● AIM OF THE EXERCISE
Type out the data below word for word, without the pictures.

● THE INPUT
================
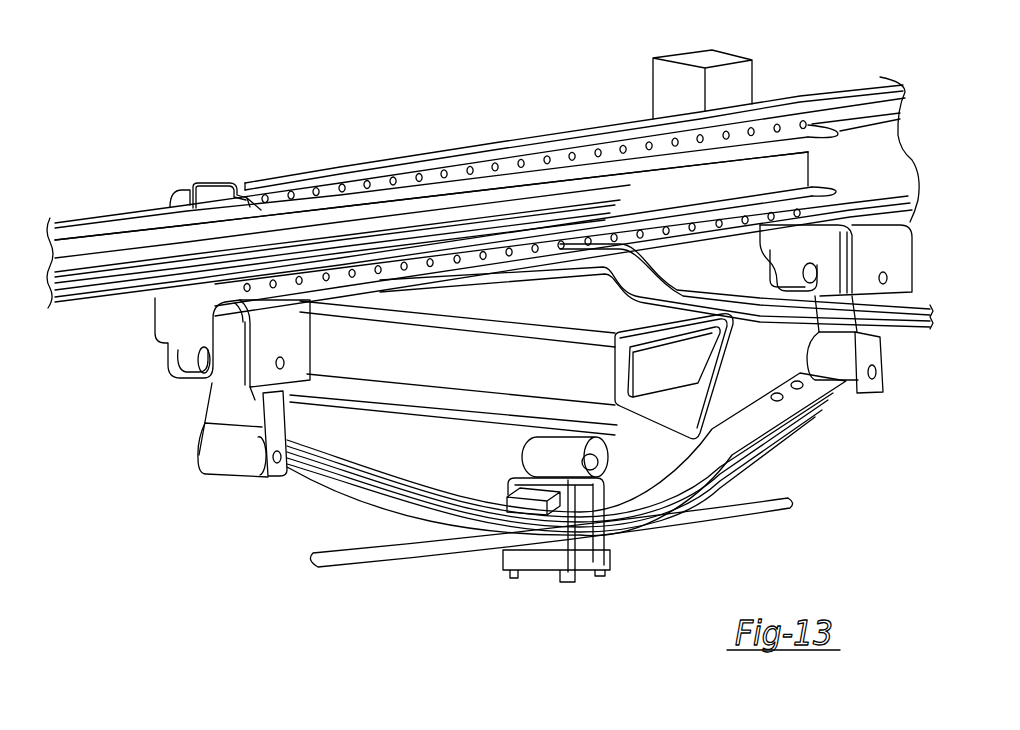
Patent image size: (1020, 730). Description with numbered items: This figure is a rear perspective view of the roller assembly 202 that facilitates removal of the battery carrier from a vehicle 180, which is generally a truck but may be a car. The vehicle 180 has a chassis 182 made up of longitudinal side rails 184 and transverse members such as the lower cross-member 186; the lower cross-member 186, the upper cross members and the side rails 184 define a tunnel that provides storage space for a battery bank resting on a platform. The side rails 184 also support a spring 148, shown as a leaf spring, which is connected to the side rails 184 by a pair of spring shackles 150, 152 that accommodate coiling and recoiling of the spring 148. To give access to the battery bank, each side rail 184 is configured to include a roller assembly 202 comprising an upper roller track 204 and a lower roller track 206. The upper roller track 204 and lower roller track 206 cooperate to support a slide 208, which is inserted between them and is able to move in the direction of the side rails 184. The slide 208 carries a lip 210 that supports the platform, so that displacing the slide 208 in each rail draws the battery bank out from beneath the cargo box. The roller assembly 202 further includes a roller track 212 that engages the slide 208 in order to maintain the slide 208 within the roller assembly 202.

The spring 148 is at (774, 437).
The spring shackle 150 is at (170, 313).
The spring shackle 152 is at (897, 253).
The vehicle 180 is at (197, 119).
The chassis 182 is at (779, 97).
The side rail 184 is at (322, 158).
The lower cross-member 186 is at (886, 322).
The roller assembly 202 is at (436, 170).
The upper roller track 204 is at (486, 168).
The lower roller track 206 is at (736, 220).
The slide 208 is at (96, 233).
The lip 210 is at (165, 250).
The roller track 212 is at (584, 170).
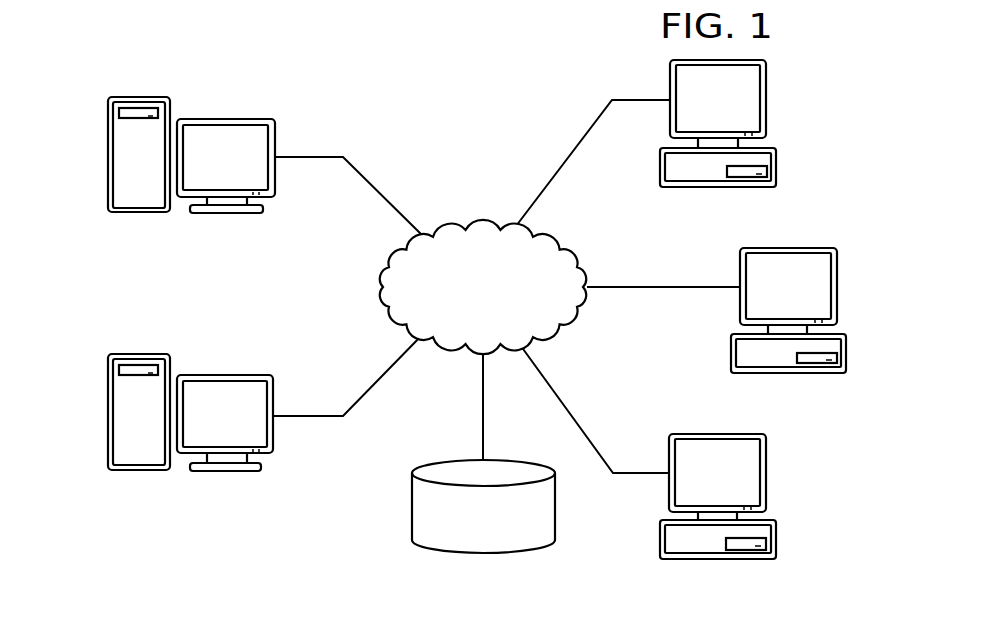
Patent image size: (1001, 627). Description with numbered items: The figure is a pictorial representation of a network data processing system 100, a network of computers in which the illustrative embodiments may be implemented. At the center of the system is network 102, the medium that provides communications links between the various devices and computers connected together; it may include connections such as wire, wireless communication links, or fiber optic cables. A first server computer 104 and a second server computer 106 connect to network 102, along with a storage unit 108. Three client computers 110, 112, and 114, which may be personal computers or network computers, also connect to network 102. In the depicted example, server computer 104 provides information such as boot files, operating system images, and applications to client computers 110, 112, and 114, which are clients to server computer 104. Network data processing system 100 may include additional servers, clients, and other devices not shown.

The network data processing system 100 is at (348, 63).
The network 102 is at (477, 222).
The server computer 104 is at (108, 155).
The server computer 106 is at (108, 412).
The storage unit 108 is at (412, 508).
The client computer 110 is at (777, 168).
The client computer 112 is at (847, 353).
The client computer 114 is at (777, 540).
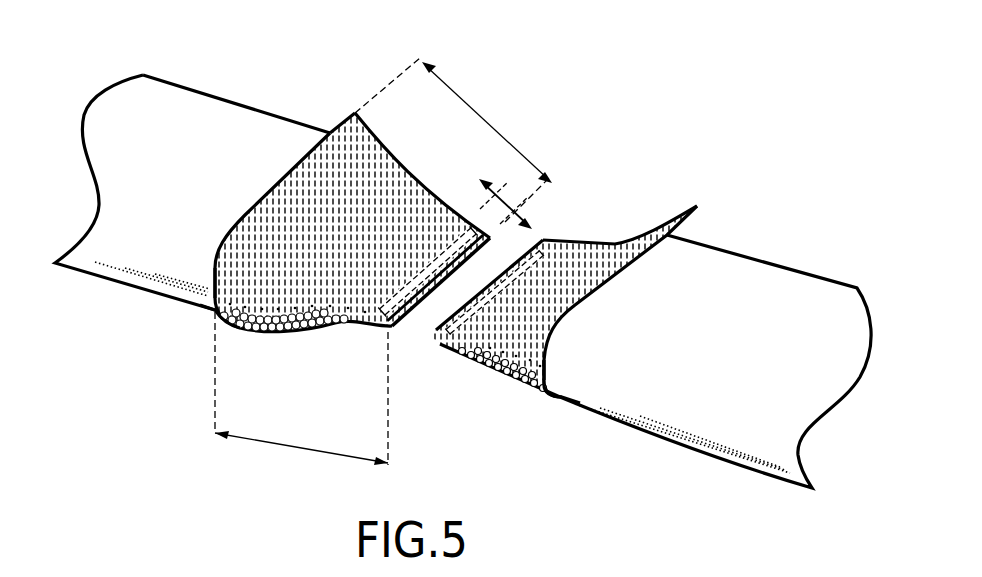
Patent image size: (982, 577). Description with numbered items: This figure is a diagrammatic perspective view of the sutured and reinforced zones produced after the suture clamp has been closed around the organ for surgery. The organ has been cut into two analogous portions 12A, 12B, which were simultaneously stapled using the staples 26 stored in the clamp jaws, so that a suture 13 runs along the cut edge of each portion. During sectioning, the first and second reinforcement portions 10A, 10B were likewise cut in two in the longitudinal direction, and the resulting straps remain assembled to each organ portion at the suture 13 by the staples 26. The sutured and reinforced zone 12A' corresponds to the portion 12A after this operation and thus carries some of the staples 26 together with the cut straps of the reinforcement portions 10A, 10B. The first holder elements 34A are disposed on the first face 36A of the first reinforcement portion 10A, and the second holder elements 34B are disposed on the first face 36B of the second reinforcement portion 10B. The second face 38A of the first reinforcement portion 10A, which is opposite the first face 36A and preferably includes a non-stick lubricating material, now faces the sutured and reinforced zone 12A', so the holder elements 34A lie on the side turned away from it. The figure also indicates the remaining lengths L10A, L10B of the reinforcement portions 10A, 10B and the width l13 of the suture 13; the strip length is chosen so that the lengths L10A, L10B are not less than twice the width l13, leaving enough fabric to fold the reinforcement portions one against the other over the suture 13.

The portion of the organ 12A is at (192, 176).
The portion of the organ 12B is at (770, 277).
The sutured and reinforced zone 12A' is at (439, 326).
The first reinforcement portion 10A is at (343, 130).
The second reinforcement portion 10B is at (267, 330).
The suture 13 is at (402, 278).
The staples 26 is at (462, 215).
The first holder elements 34A is at (297, 183).
The second holder elements 34B is at (230, 316).
The first face of the first reinforcement portion 36A is at (378, 188).
The first face of the second reinforcement portion 36B is at (340, 342).
The second face of the first reinforcement portion 38A is at (205, 259).
The length of the first reinforcement portion L10A is at (487, 117).
The length of the second reinforcement portion L10B is at (301, 388).
The width of the suture l13 is at (515, 197).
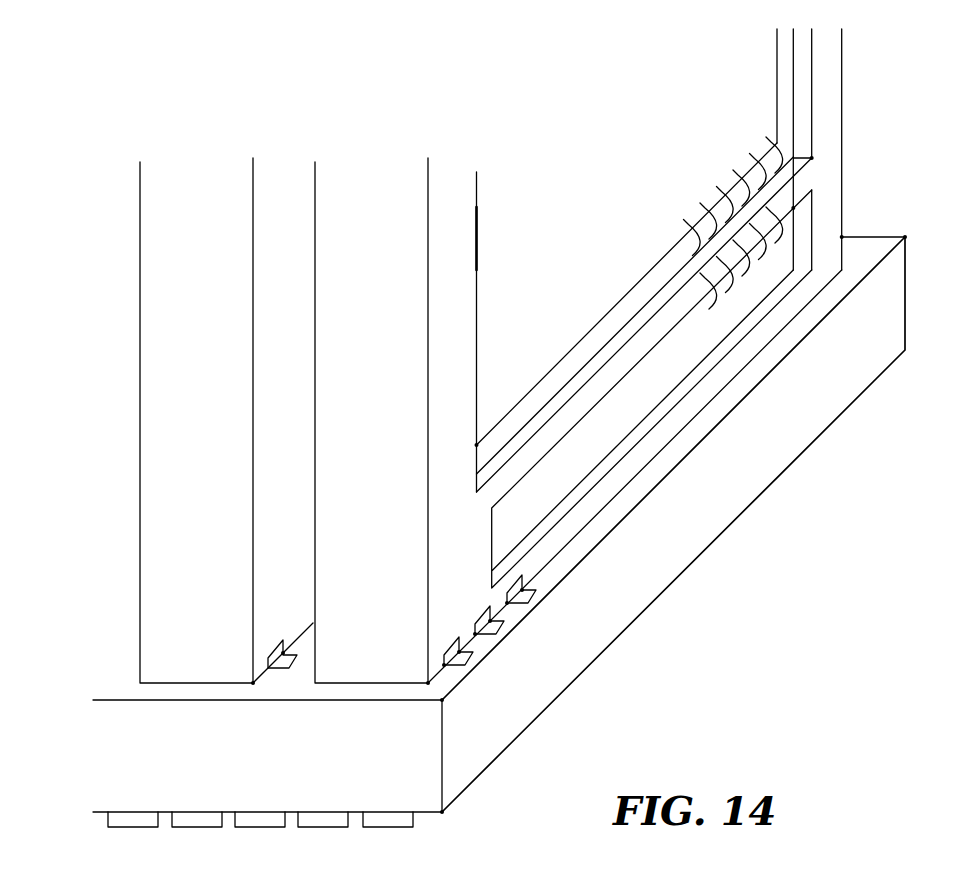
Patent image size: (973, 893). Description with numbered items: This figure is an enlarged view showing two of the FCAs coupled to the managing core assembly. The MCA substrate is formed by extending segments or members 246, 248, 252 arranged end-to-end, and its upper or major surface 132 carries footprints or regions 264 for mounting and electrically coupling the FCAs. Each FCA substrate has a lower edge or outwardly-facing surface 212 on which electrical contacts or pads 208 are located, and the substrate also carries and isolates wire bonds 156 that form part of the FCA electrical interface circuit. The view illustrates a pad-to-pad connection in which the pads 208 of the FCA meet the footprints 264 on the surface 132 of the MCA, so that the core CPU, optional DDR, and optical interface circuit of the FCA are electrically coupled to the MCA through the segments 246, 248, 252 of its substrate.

The upper or major surface 132 is at (567, 557).
The wire bonds 156 is at (793, 213).
The electrical contacts or pads 208 is at (522, 588).
The lower edge or outwardly-facing surface 212 is at (357, 685).
The extending segment or member 246 is at (848, 352).
The extending segment or member 248 is at (860, 240).
The extending segment or member 252 is at (139, 723).
The footprints or regions 264 is at (507, 603).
================
● RESPONSE
Patent image size: (1020, 730). Description with numbered items: This figure is a rear perspective view of the roller assembly 202 that facilitates removal of the battery carrier from a vehicle 180, which is generally a truck but may be a car. The vehicle 180 has a chassis 182 made up of longitudinal side rails 184 and transverse members such as the lower cross-member 186; the lower cross-member 186, the upper cross members and the side rails 184 define a tunnel that provides storage space for a battery bank resting on a platform. The side rails 184 also support a spring 148, shown as a leaf spring, which is connected to the side rails 184 by a pair of spring shackles 150, 152 that accommodate coiling and recoiling of the spring 148. To give access to the battery bank, each side rail 184 is configured to include a roller assembly 202 comprising an upper roller track 204 and a lower roller track 206. The upper roller track 204 and lower roller track 206 cooperate to support a slide 208, which is inserted between them and is able to move in the direction of the side rails 184. The slide 208 carries a lip 210 that supports the platform, so that displacing the slide 208 in each rail draws the battery bank out from beneath the cargo box. The roller assembly 202 further includes a roller track 212 that engages the slide 208 in order to maintain the slide 208 within the roller assembly 202.

The spring 148 is at (774, 437).
The spring shackle 150 is at (170, 313).
The spring shackle 152 is at (897, 253).
The vehicle 180 is at (197, 119).
The chassis 182 is at (779, 97).
The side rail 184 is at (322, 158).
The lower cross-member 186 is at (886, 322).
The roller assembly 202 is at (436, 170).
The upper roller track 204 is at (486, 168).
The lower roller track 206 is at (736, 220).
The slide 208 is at (96, 233).
The lip 210 is at (165, 250).
The roller track 212 is at (584, 170).
Patent image size: (1001, 627). Description with numbered items: The figure is a pictorial representation of a network data processing system 100, a network of computers in which the illustrative embodiments may be implemented. At the center of the system is network 102, the medium that provides communications links between the various devices and computers connected together; it may include connections such as wire, wireless communication links, or fiber optic cables. A first server computer 104 and a second server computer 106 connect to network 102, along with a storage unit 108. Three client computers 110, 112, and 114, which may be personal computers or network computers, also connect to network 102. In the depicted example, server computer 104 provides information such as boot files, operating system images, and applications to client computers 110, 112, and 114, which are clients to server computer 104. Network data processing system 100 may include additional servers, clients, and other devices not shown.

The network data processing system 100 is at (348, 63).
The network 102 is at (477, 222).
The server computer 104 is at (108, 155).
The server computer 106 is at (108, 412).
The storage unit 108 is at (412, 508).
The client computer 110 is at (777, 168).
The client computer 112 is at (847, 353).
The client computer 114 is at (777, 540).
Patent image size: (982, 577). Description with numbered items: This figure is a diagrammatic perspective view of the sutured and reinforced zones produced after the suture clamp has been closed around the organ for surgery. The organ has been cut into two analogous portions 12A, 12B, which were simultaneously stapled using the staples 26 stored in the clamp jaws, so that a suture 13 runs along the cut edge of each portion. During sectioning, the first and second reinforcement portions 10A, 10B were likewise cut in two in the longitudinal direction, and the resulting straps remain assembled to each organ portion at the suture 13 by the staples 26. The sutured and reinforced zone 12A' corresponds to the portion 12A after this operation and thus carries some of the staples 26 together with the cut straps of the reinforcement portions 10A, 10B. The first holder elements 34A are disposed on the first face 36A of the first reinforcement portion 10A, and the second holder elements 34B are disposed on the first face 36B of the second reinforcement portion 10B. The second face 38A of the first reinforcement portion 10A, which is opposite the first face 36A and preferably includes a non-stick lubricating material, now faces the sutured and reinforced zone 12A', so the holder elements 34A lie on the side turned away from it. The figure also indicates the remaining lengths L10A, L10B of the reinforcement portions 10A, 10B and the width l13 of the suture 13; the strip length is chosen so that the lengths L10A, L10B are not less than twice the width l13, leaving enough fabric to fold the reinforcement portions one against the other over the suture 13.

The portion of the organ 12A is at (192, 176).
The portion of the organ 12B is at (770, 277).
The sutured and reinforced zone 12A' is at (439, 326).
The first reinforcement portion 10A is at (343, 130).
The second reinforcement portion 10B is at (267, 330).
The suture 13 is at (402, 278).
The staples 26 is at (462, 215).
The first holder elements 34A is at (297, 183).
The second holder elements 34B is at (230, 316).
The first face of the first reinforcement portion 36A is at (378, 188).
The first face of the second reinforcement portion 36B is at (340, 342).
The second face of the first reinforcement portion 38A is at (205, 259).
The length of the first reinforcement portion L10A is at (487, 117).
The length of the second reinforcement portion L10B is at (301, 388).
The width of the suture l13 is at (515, 197).
Patent image size: (973, 893). Description with numbered items: This figure is an enlarged view showing two of the FCAs coupled to the managing core assembly. The MCA substrate is formed by extending segments or members 246, 248, 252 arranged end-to-end, and its upper or major surface 132 carries footprints or regions 264 for mounting and electrically coupling the FCAs. Each FCA substrate has a lower edge or outwardly-facing surface 212 on which electrical contacts or pads 208 are located, and the substrate also carries and isolates wire bonds 156 that form part of the FCA electrical interface circuit. The view illustrates a pad-to-pad connection in which the pads 208 of the FCA meet the footprints 264 on the surface 132 of the MCA, so that the core CPU, optional DDR, and optical interface circuit of the FCA are electrically coupled to the MCA through the segments 246, 248, 252 of its substrate.

The upper or major surface 132 is at (567, 557).
The wire bonds 156 is at (793, 213).
The electrical contacts or pads 208 is at (522, 588).
The lower edge or outwardly-facing surface 212 is at (357, 685).
The extending segment or member 246 is at (848, 352).
The extending segment or member 248 is at (860, 240).
The extending segment or member 252 is at (139, 723).
The footprints or regions 264 is at (507, 603).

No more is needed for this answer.